Task statement — Pull out every line of the listing below where "panel" appears.

Records provided —
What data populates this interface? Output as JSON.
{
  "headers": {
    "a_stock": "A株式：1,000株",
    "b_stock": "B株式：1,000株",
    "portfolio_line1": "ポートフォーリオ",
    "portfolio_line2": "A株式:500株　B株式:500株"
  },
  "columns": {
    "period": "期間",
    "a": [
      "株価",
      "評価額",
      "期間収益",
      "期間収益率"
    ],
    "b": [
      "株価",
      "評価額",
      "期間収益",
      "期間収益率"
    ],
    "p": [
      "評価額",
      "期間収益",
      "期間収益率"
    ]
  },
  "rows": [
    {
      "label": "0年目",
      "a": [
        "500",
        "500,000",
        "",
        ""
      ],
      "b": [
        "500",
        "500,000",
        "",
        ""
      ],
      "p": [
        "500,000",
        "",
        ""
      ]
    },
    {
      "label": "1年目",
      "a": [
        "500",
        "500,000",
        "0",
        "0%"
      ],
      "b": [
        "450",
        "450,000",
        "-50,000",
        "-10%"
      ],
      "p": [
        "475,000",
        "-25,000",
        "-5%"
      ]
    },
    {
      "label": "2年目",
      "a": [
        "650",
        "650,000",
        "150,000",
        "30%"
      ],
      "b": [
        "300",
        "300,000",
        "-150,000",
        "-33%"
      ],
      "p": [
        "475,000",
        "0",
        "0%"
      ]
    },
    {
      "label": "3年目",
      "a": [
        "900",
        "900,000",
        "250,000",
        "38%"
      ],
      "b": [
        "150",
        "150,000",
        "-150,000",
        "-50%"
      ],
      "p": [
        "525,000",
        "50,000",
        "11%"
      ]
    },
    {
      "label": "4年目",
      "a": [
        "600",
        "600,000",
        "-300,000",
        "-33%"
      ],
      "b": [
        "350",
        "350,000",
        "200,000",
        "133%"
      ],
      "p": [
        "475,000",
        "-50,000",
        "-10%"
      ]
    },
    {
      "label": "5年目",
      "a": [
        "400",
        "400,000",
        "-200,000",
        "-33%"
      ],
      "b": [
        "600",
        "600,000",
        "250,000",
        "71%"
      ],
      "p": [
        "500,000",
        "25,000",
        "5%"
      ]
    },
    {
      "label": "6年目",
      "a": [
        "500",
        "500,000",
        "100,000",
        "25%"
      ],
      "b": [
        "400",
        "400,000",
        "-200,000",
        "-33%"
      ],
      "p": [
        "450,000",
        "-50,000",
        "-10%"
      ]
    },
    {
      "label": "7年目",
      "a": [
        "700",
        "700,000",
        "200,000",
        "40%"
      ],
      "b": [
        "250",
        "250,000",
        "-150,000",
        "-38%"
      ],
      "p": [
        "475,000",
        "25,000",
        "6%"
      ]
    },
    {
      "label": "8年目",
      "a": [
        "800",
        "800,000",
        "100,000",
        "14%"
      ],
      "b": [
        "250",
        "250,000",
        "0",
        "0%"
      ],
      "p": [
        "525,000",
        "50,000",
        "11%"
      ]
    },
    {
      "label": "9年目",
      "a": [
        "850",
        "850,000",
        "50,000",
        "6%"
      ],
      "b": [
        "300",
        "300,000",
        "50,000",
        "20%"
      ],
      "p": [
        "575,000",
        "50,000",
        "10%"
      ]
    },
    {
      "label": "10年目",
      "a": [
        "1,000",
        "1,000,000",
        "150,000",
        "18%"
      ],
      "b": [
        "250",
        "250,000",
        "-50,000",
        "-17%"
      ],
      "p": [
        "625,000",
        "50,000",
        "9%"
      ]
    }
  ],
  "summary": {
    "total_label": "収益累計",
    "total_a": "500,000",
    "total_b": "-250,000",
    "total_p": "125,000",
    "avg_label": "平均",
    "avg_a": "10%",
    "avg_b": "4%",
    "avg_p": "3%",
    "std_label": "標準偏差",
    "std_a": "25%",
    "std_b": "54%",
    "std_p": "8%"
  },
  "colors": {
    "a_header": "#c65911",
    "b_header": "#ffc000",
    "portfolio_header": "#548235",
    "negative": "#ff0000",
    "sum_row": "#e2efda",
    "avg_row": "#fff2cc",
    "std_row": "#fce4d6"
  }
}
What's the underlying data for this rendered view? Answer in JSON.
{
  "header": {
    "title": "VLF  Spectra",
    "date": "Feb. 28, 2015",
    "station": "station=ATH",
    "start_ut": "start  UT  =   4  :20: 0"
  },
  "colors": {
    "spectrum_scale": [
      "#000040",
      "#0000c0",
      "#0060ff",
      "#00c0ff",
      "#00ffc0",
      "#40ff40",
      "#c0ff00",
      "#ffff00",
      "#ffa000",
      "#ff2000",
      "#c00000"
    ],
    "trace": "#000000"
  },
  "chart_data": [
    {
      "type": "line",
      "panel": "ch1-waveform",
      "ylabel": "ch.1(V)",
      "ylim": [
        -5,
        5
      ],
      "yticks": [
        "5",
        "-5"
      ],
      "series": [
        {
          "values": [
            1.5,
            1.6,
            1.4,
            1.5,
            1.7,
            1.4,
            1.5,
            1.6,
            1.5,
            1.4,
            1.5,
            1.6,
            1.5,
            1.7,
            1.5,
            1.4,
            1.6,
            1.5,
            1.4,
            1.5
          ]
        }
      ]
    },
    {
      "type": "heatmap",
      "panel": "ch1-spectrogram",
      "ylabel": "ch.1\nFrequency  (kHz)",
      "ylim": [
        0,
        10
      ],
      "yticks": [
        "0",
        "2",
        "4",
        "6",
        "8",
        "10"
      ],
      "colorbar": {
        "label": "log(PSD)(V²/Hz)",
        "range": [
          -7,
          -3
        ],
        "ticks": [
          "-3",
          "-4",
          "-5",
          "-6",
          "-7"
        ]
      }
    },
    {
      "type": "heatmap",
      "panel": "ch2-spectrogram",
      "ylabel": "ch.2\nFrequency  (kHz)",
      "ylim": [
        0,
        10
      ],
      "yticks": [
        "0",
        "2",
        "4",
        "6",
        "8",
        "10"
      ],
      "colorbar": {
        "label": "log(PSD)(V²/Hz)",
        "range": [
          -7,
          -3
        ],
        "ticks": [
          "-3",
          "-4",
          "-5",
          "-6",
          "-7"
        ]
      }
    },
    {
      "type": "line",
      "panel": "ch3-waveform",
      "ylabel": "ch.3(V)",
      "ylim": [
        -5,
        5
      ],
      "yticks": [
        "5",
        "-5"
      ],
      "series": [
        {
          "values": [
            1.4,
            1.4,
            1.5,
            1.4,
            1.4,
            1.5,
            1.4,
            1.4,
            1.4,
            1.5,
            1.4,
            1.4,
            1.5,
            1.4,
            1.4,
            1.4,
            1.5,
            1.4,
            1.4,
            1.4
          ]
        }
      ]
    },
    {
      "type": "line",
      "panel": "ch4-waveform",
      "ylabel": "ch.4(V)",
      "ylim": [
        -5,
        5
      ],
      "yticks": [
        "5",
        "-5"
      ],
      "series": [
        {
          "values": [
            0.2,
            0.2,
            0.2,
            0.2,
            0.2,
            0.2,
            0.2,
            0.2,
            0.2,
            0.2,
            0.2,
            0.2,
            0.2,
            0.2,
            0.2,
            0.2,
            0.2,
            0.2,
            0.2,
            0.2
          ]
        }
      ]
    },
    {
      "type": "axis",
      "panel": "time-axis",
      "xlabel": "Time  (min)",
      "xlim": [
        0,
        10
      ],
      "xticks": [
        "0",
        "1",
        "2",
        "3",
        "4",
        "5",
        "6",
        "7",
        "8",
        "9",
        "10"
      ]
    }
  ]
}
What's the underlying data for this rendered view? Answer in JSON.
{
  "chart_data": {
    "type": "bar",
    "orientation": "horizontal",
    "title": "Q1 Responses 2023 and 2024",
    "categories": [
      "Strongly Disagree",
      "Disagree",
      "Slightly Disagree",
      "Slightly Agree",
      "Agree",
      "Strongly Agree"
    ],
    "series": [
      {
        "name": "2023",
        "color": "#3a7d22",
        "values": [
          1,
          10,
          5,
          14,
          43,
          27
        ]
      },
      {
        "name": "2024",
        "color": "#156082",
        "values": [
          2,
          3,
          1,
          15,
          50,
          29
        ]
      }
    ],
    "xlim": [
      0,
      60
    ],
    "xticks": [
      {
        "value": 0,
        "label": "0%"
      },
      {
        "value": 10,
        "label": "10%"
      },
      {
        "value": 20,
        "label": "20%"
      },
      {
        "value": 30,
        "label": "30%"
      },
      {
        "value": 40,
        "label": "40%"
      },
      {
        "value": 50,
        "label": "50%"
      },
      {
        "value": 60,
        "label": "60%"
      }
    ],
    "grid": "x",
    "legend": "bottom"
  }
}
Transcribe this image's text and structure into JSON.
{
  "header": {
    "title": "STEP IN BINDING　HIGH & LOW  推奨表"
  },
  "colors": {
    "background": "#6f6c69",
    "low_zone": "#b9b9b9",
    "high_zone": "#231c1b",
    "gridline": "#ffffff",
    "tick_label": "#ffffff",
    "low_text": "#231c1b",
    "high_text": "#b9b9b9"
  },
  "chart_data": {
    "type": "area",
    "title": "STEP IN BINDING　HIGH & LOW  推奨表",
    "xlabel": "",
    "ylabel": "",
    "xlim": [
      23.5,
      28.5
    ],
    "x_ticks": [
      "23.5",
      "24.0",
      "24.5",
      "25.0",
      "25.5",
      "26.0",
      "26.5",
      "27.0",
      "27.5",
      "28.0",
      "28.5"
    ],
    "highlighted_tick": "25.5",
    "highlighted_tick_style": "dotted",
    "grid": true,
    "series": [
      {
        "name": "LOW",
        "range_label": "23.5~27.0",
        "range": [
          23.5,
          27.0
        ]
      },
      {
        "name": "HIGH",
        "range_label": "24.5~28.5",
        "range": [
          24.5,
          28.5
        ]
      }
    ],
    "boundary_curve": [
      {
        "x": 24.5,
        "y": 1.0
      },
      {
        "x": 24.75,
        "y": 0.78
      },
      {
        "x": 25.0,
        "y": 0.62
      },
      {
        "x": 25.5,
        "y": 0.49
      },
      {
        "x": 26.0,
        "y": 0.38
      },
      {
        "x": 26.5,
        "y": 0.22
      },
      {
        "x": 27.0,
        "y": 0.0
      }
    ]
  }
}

Written answer —
      "panel": "ch1-waveform",
      "panel": "ch1-spectrogram",
      "panel": "ch2-spectrogram",
      "panel": "ch3-waveform",
      "panel": "ch4-waveform",
      "panel": "time-axis",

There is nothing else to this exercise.